[Begin]
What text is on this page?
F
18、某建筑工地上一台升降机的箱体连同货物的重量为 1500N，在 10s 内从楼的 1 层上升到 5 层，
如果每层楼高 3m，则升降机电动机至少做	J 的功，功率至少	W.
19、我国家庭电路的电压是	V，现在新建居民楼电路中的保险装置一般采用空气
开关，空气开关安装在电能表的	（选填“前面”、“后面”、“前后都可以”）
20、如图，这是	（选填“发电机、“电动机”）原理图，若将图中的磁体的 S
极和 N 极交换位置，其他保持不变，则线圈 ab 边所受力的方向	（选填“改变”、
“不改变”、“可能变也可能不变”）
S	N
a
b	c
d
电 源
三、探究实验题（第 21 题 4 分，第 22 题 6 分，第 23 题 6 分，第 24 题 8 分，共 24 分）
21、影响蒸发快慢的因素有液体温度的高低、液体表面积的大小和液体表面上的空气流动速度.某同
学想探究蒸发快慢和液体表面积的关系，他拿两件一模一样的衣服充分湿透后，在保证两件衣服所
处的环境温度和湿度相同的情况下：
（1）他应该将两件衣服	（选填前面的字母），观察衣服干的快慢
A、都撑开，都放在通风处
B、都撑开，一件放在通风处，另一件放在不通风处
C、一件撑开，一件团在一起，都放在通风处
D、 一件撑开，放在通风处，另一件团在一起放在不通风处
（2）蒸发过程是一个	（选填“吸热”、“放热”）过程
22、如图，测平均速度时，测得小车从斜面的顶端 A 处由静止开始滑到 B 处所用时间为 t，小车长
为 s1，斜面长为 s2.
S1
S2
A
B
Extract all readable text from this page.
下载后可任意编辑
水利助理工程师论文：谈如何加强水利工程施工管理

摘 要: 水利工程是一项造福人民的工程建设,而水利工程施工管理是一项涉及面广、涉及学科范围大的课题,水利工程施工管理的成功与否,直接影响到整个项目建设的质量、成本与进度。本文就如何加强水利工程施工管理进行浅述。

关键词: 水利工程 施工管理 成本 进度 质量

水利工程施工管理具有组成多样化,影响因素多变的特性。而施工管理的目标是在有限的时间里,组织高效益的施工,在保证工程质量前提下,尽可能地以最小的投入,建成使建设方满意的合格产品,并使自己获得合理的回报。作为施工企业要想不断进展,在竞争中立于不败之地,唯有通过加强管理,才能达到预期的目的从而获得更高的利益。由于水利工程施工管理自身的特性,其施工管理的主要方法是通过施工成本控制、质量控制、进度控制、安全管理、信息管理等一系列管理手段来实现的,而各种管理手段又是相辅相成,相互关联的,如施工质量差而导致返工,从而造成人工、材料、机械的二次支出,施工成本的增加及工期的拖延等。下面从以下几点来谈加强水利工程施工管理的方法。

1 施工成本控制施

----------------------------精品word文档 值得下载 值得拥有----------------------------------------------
[End]
■ PROBLEM STATEMENT ■
Without omitting anything, output the entries exactly.

■ ANSWER IN FULL ■
What text is on this page?
F
18、某建筑工地上一台升降机的箱体连同货物的重量为 1500N，在 10s 内从楼的 1 层上升到 5 层，
如果每层楼高 3m，则升降机电动机至少做	J 的功，功率至少	W.
19、我国家庭电路的电压是	V，现在新建居民楼电路中的保险装置一般采用空气
开关，空气开关安装在电能表的	（选填“前面”、“后面”、“前后都可以”）
20、如图，这是	（选填“发电机、“电动机”）原理图，若将图中的磁体的 S
极和 N 极交换位置，其他保持不变，则线圈 ab 边所受力的方向	（选填“改变”、
“不改变”、“可能变也可能不变”）
S	N
a
b	c
d
电 源
三、探究实验题（第 21 题 4 分，第 22 题 6 分，第 23 题 6 分，第 24 题 8 分，共 24 分）
21、影响蒸发快慢的因素有液体温度的高低、液体表面积的大小和液体表面上的空气流动速度.某同
学想探究蒸发快慢和液体表面积的关系，他拿两件一模一样的衣服充分湿透后，在保证两件衣服所
处的环境温度和湿度相同的情况下：
（1）他应该将两件衣服	（选填前面的字母），观察衣服干的快慢
A、都撑开，都放在通风处
B、都撑开，一件放在通风处，另一件放在不通风处
C、一件撑开，一件团在一起，都放在通风处
D、 一件撑开，放在通风处，另一件团在一起放在不通风处
（2）蒸发过程是一个	（选填“吸热”、“放热”）过程
22、如图，测平均速度时，测得小车从斜面的顶端 A 处由静止开始滑到 B 处所用时间为 t，小车长
为 s1，斜面长为 s2.
S1
S2
A
B
Extract all readable text from this page.
下载后可任意编辑
水利助理工程师论文：谈如何加强水利工程施工管理

摘 要: 水利工程是一项造福人民的工程建设,而水利工程施工管理是一项涉及面广、涉及学科范围大的课题,水利工程施工管理的成功与否,直接影响到整个项目建设的质量、成本与进度。本文就如何加强水利工程施工管理进行浅述。

关键词: 水利工程 施工管理 成本 进度 质量

水利工程施工管理具有组成多样化,影响因素多变的特性。而施工管理的目标是在有限的时间里,组织高效益的施工,在保证工程质量前提下,尽可能地以最小的投入,建成使建设方满意的合格产品,并使自己获得合理的回报。作为施工企业要想不断进展,在竞争中立于不败之地,唯有通过加强管理,才能达到预期的目的从而获得更高的利益。由于水利工程施工管理自身的特性,其施工管理的主要方法是通过施工成本控制、质量控制、进度控制、安全管理、信息管理等一系列管理手段来实现的,而各种管理手段又是相辅相成,相互关联的,如施工质量差而导致返工,从而造成人工、材料、机械的二次支出,施工成本的增加及工期的拖延等。下面从以下几点来谈加强水利工程施工管理的方法。

1 施工成本控制施

----------------------------精品word文档 值得下载 值得拥有----------------------------------------------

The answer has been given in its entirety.